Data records
((
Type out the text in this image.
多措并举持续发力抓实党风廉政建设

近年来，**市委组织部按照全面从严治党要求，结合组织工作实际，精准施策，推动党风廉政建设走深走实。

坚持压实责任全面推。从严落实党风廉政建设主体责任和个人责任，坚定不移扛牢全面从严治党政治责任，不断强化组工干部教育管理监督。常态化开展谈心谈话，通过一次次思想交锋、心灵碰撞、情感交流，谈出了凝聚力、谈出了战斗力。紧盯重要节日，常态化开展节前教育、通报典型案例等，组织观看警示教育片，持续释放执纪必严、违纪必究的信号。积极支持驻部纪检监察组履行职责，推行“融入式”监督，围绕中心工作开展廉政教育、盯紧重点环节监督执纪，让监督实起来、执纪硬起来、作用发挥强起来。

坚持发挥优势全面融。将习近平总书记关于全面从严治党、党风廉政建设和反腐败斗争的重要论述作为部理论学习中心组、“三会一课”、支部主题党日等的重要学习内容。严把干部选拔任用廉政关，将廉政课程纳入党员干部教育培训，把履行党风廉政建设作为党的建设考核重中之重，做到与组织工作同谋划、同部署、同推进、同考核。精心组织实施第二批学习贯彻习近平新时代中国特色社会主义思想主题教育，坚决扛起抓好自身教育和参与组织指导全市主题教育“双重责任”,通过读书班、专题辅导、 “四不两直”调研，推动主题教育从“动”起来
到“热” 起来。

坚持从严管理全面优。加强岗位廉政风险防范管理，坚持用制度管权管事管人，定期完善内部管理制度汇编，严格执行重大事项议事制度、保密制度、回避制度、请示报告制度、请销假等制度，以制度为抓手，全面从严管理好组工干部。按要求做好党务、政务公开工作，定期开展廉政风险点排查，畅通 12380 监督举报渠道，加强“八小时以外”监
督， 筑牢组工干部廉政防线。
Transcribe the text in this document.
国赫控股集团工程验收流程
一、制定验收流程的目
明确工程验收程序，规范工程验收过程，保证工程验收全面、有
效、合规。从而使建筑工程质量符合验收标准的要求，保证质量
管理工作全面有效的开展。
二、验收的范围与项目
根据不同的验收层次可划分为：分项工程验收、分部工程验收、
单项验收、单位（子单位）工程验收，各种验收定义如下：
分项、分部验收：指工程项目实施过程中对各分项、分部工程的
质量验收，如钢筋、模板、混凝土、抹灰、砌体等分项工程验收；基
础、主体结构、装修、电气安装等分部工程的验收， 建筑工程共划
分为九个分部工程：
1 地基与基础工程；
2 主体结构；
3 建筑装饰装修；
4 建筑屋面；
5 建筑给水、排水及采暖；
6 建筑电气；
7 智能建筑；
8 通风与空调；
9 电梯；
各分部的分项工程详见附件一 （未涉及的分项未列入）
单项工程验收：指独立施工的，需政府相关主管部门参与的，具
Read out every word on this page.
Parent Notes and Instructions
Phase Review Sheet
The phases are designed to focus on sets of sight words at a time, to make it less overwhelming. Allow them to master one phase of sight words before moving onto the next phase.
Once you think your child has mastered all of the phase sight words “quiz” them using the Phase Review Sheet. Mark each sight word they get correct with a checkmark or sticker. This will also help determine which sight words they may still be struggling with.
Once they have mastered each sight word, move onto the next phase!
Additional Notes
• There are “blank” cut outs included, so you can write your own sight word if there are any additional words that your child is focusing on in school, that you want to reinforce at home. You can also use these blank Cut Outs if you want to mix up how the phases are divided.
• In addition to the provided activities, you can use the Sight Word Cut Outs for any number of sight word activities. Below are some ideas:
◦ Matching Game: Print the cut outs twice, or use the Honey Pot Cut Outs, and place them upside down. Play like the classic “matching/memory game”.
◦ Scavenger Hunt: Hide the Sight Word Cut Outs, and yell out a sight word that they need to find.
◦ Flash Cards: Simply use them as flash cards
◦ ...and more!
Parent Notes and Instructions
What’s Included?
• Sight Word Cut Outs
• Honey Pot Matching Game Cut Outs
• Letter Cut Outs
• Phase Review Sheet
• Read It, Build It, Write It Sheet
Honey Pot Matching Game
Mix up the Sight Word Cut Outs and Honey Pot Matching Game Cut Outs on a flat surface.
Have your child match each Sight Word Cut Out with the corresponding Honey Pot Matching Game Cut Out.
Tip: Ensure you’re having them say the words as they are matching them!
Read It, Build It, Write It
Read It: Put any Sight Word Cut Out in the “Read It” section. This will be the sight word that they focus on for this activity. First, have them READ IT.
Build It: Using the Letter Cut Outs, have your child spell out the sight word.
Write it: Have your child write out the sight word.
))
■ **Task directions**:
Reproduce each record exactly as it appears.

■ **Response to this task**:
Type out the text in this image.
多措并举持续发力抓实党风廉政建设

近年来，**市委组织部按照全面从严治党要求，结合组织工作实际，精准施策，推动党风廉政建设走深走实。

坚持压实责任全面推。从严落实党风廉政建设主体责任和个人责任，坚定不移扛牢全面从严治党政治责任，不断强化组工干部教育管理监督。常态化开展谈心谈话，通过一次次思想交锋、心灵碰撞、情感交流，谈出了凝聚力、谈出了战斗力。紧盯重要节日，常态化开展节前教育、通报典型案例等，组织观看警示教育片，持续释放执纪必严、违纪必究的信号。积极支持驻部纪检监察组履行职责，推行“融入式”监督，围绕中心工作开展廉政教育、盯紧重点环节监督执纪，让监督实起来、执纪硬起来、作用发挥强起来。

坚持发挥优势全面融。将习近平总书记关于全面从严治党、党风廉政建设和反腐败斗争的重要论述作为部理论学习中心组、“三会一课”、支部主题党日等的重要学习内容。严把干部选拔任用廉政关，将廉政课程纳入党员干部教育培训，把履行党风廉政建设作为党的建设考核重中之重，做到与组织工作同谋划、同部署、同推进、同考核。精心组织实施第二批学习贯彻习近平新时代中国特色社会主义思想主题教育，坚决扛起抓好自身教育和参与组织指导全市主题教育“双重责任”,通过读书班、专题辅导、 “四不两直”调研，推动主题教育从“动”起来
到“热” 起来。

坚持从严管理全面优。加强岗位廉政风险防范管理，坚持用制度管权管事管人，定期完善内部管理制度汇编，严格执行重大事项议事制度、保密制度、回避制度、请示报告制度、请销假等制度，以制度为抓手，全面从严管理好组工干部。按要求做好党务、政务公开工作，定期开展廉政风险点排查，畅通 12380 监督举报渠道，加强“八小时以外”监
督， 筑牢组工干部廉政防线。
Transcribe the text in this document.
国赫控股集团工程验收流程
一、制定验收流程的目
明确工程验收程序，规范工程验收过程，保证工程验收全面、有
效、合规。从而使建筑工程质量符合验收标准的要求，保证质量
管理工作全面有效的开展。
二、验收的范围与项目
根据不同的验收层次可划分为：分项工程验收、分部工程验收、
单项验收、单位（子单位）工程验收，各种验收定义如下：
分项、分部验收：指工程项目实施过程中对各分项、分部工程的
质量验收，如钢筋、模板、混凝土、抹灰、砌体等分项工程验收；基
础、主体结构、装修、电气安装等分部工程的验收， 建筑工程共划
分为九个分部工程：
1 地基与基础工程；
2 主体结构；
3 建筑装饰装修；
4 建筑屋面；
5 建筑给水、排水及采暖；
6 建筑电气；
7 智能建筑；
8 通风与空调；
9 电梯；
各分部的分项工程详见附件一 （未涉及的分项未列入）
单项工程验收：指独立施工的，需政府相关主管部门参与的，具
Read out every word on this page.
Parent Notes and Instructions
Phase Review Sheet
The phases are designed to focus on sets of sight words at a time, to make it less overwhelming. Allow them to master one phase of sight words before moving onto the next phase.
Once you think your child has mastered all of the phase sight words “quiz” them using the Phase Review Sheet. Mark each sight word they get correct with a checkmark or sticker. This will also help determine which sight words they may still be struggling with.
Once they have mastered each sight word, move onto the next phase!
Additional Notes
• There are “blank” cut outs included, so you can write your own sight word if there are any additional words that your child is focusing on in school, that you want to reinforce at home. You can also use these blank Cut Outs if you want to mix up how the phases are divided.
• In addition to the provided activities, you can use the Sight Word Cut Outs for any number of sight word activities. Below are some ideas:
◦ Matching Game: Print the cut outs twice, or use the Honey Pot Cut Outs, and place them upside down. Play like the classic “matching/memory game”.
◦ Scavenger Hunt: Hide the Sight Word Cut Outs, and yell out a sight word that they need to find.
◦ Flash Cards: Simply use them as flash cards
◦ ...and more!
Parent Notes and Instructions
What’s Included?
• Sight Word Cut Outs
• Honey Pot Matching Game Cut Outs
• Letter Cut Outs
• Phase Review Sheet
• Read It, Build It, Write It Sheet
Honey Pot Matching Game
Mix up the Sight Word Cut Outs and Honey Pot Matching Game Cut Outs on a flat surface.
Have your child match each Sight Word Cut Out with the corresponding Honey Pot Matching Game Cut Out.
Tip: Ensure you’re having them say the words as they are matching them!
Read It, Build It, Write It
Read It: Put any Sight Word Cut Out in the “Read It” section. This will be the sight word that they focus on for this activity. First, have them READ IT.
Build It: Using the Letter Cut Outs, have your child spell out the sight word.
Write it: Have your child write out the sight word.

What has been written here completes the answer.